* _Given exercise_: Please reproduce every record, keeping each one exactly as written.

## START Supplied records

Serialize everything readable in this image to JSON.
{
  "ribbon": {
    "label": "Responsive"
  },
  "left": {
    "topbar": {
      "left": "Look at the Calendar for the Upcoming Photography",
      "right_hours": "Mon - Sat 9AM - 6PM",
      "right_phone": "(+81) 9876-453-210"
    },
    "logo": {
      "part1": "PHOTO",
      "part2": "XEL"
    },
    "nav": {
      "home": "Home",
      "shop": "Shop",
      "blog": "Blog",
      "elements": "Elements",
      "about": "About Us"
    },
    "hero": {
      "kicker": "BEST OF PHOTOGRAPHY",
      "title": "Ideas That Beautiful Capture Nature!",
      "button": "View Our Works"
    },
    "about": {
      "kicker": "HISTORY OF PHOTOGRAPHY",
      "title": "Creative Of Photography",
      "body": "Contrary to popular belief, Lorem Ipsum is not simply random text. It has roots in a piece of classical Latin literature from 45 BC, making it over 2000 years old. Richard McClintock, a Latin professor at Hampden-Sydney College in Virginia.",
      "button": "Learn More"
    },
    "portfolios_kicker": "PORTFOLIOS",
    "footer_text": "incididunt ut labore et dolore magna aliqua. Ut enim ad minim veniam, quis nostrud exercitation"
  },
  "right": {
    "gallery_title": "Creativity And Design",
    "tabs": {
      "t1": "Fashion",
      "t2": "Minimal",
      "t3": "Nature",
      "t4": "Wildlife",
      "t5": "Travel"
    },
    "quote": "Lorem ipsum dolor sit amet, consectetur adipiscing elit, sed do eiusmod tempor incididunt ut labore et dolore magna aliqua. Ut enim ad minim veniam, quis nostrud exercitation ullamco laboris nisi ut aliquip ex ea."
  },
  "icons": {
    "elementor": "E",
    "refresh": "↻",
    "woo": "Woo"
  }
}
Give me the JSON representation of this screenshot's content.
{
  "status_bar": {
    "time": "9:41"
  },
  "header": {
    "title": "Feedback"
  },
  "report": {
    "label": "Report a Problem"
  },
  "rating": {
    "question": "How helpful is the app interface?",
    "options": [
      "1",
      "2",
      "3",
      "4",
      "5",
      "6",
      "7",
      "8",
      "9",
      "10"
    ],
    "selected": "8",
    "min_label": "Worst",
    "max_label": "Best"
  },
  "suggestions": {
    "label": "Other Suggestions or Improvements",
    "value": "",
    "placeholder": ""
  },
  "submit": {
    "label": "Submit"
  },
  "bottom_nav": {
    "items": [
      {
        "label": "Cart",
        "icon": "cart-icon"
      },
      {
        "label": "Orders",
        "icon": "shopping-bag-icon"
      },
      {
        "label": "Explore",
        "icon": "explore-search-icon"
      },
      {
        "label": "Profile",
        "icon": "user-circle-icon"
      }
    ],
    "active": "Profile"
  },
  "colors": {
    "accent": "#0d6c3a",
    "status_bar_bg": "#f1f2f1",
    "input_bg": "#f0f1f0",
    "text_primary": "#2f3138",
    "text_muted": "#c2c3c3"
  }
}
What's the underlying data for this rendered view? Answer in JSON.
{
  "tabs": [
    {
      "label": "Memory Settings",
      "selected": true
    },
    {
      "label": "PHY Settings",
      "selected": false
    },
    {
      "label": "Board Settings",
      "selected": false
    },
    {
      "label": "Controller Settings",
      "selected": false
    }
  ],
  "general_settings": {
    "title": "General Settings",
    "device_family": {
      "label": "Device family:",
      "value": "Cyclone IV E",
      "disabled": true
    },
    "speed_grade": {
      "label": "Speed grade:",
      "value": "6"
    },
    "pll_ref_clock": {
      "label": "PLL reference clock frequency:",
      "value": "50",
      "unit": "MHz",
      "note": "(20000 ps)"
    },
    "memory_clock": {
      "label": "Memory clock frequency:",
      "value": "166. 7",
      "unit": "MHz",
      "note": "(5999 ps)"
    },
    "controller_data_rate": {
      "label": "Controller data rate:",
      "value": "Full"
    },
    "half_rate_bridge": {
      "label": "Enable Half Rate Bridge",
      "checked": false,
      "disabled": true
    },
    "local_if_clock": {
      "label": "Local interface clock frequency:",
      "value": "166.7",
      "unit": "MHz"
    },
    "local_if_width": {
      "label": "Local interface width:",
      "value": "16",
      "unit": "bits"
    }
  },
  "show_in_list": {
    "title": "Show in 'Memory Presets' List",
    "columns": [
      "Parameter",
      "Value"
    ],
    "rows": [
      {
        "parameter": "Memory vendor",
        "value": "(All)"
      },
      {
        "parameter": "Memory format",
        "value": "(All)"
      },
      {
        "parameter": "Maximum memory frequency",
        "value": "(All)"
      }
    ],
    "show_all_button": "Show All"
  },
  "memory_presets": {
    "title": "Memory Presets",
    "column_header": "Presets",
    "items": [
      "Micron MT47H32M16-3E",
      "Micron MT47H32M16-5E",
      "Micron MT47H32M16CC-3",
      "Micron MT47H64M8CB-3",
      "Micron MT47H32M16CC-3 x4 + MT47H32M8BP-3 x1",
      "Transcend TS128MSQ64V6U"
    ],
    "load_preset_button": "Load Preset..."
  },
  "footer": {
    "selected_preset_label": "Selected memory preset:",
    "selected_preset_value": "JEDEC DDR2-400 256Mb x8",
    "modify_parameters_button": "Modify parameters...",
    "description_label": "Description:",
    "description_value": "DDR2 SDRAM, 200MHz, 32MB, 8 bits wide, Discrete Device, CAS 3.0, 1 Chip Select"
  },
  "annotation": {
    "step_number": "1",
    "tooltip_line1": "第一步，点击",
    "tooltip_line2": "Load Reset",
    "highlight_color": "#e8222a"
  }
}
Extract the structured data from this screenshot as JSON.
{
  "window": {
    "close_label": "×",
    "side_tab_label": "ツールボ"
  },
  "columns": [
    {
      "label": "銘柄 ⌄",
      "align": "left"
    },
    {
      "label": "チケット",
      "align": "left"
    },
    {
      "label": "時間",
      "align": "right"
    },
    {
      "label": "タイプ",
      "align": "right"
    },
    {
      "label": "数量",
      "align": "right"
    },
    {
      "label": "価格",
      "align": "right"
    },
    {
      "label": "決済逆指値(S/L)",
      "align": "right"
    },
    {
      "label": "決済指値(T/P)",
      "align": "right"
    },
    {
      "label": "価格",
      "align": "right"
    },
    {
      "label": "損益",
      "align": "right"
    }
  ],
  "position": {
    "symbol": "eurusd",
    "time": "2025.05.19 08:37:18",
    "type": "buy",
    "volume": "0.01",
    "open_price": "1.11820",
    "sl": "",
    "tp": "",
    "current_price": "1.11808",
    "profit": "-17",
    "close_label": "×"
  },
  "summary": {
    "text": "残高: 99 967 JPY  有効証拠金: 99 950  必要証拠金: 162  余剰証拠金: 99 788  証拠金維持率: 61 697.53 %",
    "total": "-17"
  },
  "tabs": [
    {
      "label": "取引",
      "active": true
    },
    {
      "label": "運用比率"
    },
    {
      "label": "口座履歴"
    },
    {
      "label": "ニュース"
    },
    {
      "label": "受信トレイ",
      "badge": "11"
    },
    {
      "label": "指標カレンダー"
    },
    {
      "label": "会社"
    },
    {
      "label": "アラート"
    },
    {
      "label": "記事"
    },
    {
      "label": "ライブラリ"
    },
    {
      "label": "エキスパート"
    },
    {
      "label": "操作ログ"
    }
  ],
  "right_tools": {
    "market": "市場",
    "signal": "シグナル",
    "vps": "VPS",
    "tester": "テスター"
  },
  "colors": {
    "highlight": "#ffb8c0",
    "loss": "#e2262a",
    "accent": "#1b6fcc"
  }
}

## END Supplied records

* _Completed task_:
Serialize everything readable in this image to JSON.
{
  "ribbon": {
    "label": "Responsive"
  },
  "left": {
    "topbar": {
      "left": "Look at the Calendar for the Upcoming Photography",
      "right_hours": "Mon - Sat 9AM - 6PM",
      "right_phone": "(+81) 9876-453-210"
    },
    "logo": {
      "part1": "PHOTO",
      "part2": "XEL"
    },
    "nav": {
      "home": "Home",
      "shop": "Shop",
      "blog": "Blog",
      "elements": "Elements",
      "about": "About Us"
    },
    "hero": {
      "kicker": "BEST OF PHOTOGRAPHY",
      "title": "Ideas That Beautiful Capture Nature!",
      "button": "View Our Works"
    },
    "about": {
      "kicker": "HISTORY OF PHOTOGRAPHY",
      "title": "Creative Of Photography",
      "body": "Contrary to popular belief, Lorem Ipsum is not simply random text. It has roots in a piece of classical Latin literature from 45 BC, making it over 2000 years old. Richard McClintock, a Latin professor at Hampden-Sydney College in Virginia.",
      "button": "Learn More"
    },
    "portfolios_kicker": "PORTFOLIOS",
    "footer_text": "incididunt ut labore et dolore magna aliqua. Ut enim ad minim veniam, quis nostrud exercitation"
  },
  "right": {
    "gallery_title": "Creativity And Design",
    "tabs": {
      "t1": "Fashion",
      "t2": "Minimal",
      "t3": "Nature",
      "t4": "Wildlife",
      "t5": "Travel"
    },
    "quote": "Lorem ipsum dolor sit amet, consectetur adipiscing elit, sed do eiusmod tempor incididunt ut labore et dolore magna aliqua. Ut enim ad minim veniam, quis nostrud exercitation ullamco laboris nisi ut aliquip ex ea."
  },
  "icons": {
    "elementor": "E",
    "refresh": "↻",
    "woo": "Woo"
  }
}
Give me the JSON representation of this screenshot's content.
{
  "status_bar": {
    "time": "9:41"
  },
  "header": {
    "title": "Feedback"
  },
  "report": {
    "label": "Report a Problem"
  },
  "rating": {
    "question": "How helpful is the app interface?",
    "options": [
      "1",
      "2",
      "3",
      "4",
      "5",
      "6",
      "7",
      "8",
      "9",
      "10"
    ],
    "selected": "8",
    "min_label": "Worst",
    "max_label": "Best"
  },
  "suggestions": {
    "label": "Other Suggestions or Improvements",
    "value": "",
    "placeholder": ""
  },
  "submit": {
    "label": "Submit"
  },
  "bottom_nav": {
    "items": [
      {
        "label": "Cart",
        "icon": "cart-icon"
      },
      {
        "label": "Orders",
        "icon": "shopping-bag-icon"
      },
      {
        "label": "Explore",
        "icon": "explore-search-icon"
      },
      {
        "label": "Profile",
        "icon": "user-circle-icon"
      }
    ],
    "active": "Profile"
  },
  "colors": {
    "accent": "#0d6c3a",
    "status_bar_bg": "#f1f2f1",
    "input_bg": "#f0f1f0",
    "text_primary": "#2f3138",
    "text_muted": "#c2c3c3"
  }
}
What's the underlying data for this rendered view? Answer in JSON.
{
  "tabs": [
    {
      "label": "Memory Settings",
      "selected": true
    },
    {
      "label": "PHY Settings",
      "selected": false
    },
    {
      "label": "Board Settings",
      "selected": false
    },
    {
      "label": "Controller Settings",
      "selected": false
    }
  ],
  "general_settings": {
    "title": "General Settings",
    "device_family": {
      "label": "Device family:",
      "value": "Cyclone IV E",
      "disabled": true
    },
    "speed_grade": {
      "label": "Speed grade:",
      "value": "6"
    },
    "pll_ref_clock": {
      "label": "PLL reference clock frequency:",
      "value": "50",
      "unit": "MHz",
      "note": "(20000 ps)"
    },
    "memory_clock": {
      "label": "Memory clock frequency:",
      "value": "166. 7",
      "unit": "MHz",
      "note": "(5999 ps)"
    },
    "controller_data_rate": {
      "label": "Controller data rate:",
      "value": "Full"
    },
    "half_rate_bridge": {
      "label": "Enable Half Rate Bridge",
      "checked": false,
      "disabled": true
    },
    "local_if_clock": {
      "label": "Local interface clock frequency:",
      "value": "166.7",
      "unit": "MHz"
    },
    "local_if_width": {
      "label": "Local interface width:",
      "value": "16",
      "unit": "bits"
    }
  },
  "show_in_list": {
    "title": "Show in 'Memory Presets' List",
    "columns": [
      "Parameter",
      "Value"
    ],
    "rows": [
      {
        "parameter": "Memory vendor",
        "value": "(All)"
      },
      {
        "parameter": "Memory format",
        "value": "(All)"
      },
      {
        "parameter": "Maximum memory frequency",
        "value": "(All)"
      }
    ],
    "show_all_button": "Show All"
  },
  "memory_presets": {
    "title": "Memory Presets",
    "column_header": "Presets",
    "items": [
      "Micron MT47H32M16-3E",
      "Micron MT47H32M16-5E",
      "Micron MT47H32M16CC-3",
      "Micron MT47H64M8CB-3",
      "Micron MT47H32M16CC-3 x4 + MT47H32M8BP-3 x1",
      "Transcend TS128MSQ64V6U"
    ],
    "load_preset_button": "Load Preset..."
  },
  "footer": {
    "selected_preset_label": "Selected memory preset:",
    "selected_preset_value": "JEDEC DDR2-400 256Mb x8",
    "modify_parameters_button": "Modify parameters...",
    "description_label": "Description:",
    "description_value": "DDR2 SDRAM, 200MHz, 32MB, 8 bits wide, Discrete Device, CAS 3.0, 1 Chip Select"
  },
  "annotation": {
    "step_number": "1",
    "tooltip_line1": "第一步，点击",
    "tooltip_line2": "Load Reset",
    "highlight_color": "#e8222a"
  }
}
Extract the structured data from this screenshot as JSON.
{
  "window": {
    "close_label": "×",
    "side_tab_label": "ツールボ"
  },
  "columns": [
    {
      "label": "銘柄 ⌄",
      "align": "left"
    },
    {
      "label": "チケット",
      "align": "left"
    },
    {
      "label": "時間",
      "align": "right"
    },
    {
      "label": "タイプ",
      "align": "right"
    },
    {
      "label": "数量",
      "align": "right"
    },
    {
      "label": "価格",
      "align": "right"
    },
    {
      "label": "決済逆指値(S/L)",
      "align": "right"
    },
    {
      "label": "決済指値(T/P)",
      "align": "right"
    },
    {
      "label": "価格",
      "align": "right"
    },
    {
      "label": "損益",
      "align": "right"
    }
  ],
  "position": {
    "symbol": "eurusd",
    "time": "2025.05.19 08:37:18",
    "type": "buy",
    "volume": "0.01",
    "open_price": "1.11820",
    "sl": "",
    "tp": "",
    "current_price": "1.11808",
    "profit": "-17",
    "close_label": "×"
  },
  "summary": {
    "text": "残高: 99 967 JPY  有効証拠金: 99 950  必要証拠金: 162  余剰証拠金: 99 788  証拠金維持率: 61 697.53 %",
    "total": "-17"
  },
  "tabs": [
    {
      "label": "取引",
      "active": true
    },
    {
      "label": "運用比率"
    },
    {
      "label": "口座履歴"
    },
    {
      "label": "ニュース"
    },
    {
      "label": "受信トレイ",
      "badge": "11"
    },
    {
      "label": "指標カレンダー"
    },
    {
      "label": "会社"
    },
    {
      "label": "アラート"
    },
    {
      "label": "記事"
    },
    {
      "label": "ライブラリ"
    },
    {
      "label": "エキスパート"
    },
    {
      "label": "操作ログ"
    }
  ],
  "right_tools": {
    "market": "市場",
    "signal": "シグナル",
    "vps": "VPS",
    "tester": "テスター"
  },
  "colors": {
    "highlight": "#ffb8c0",
    "loss": "#e2262a",
    "accent": "#1b6fcc"
  }
}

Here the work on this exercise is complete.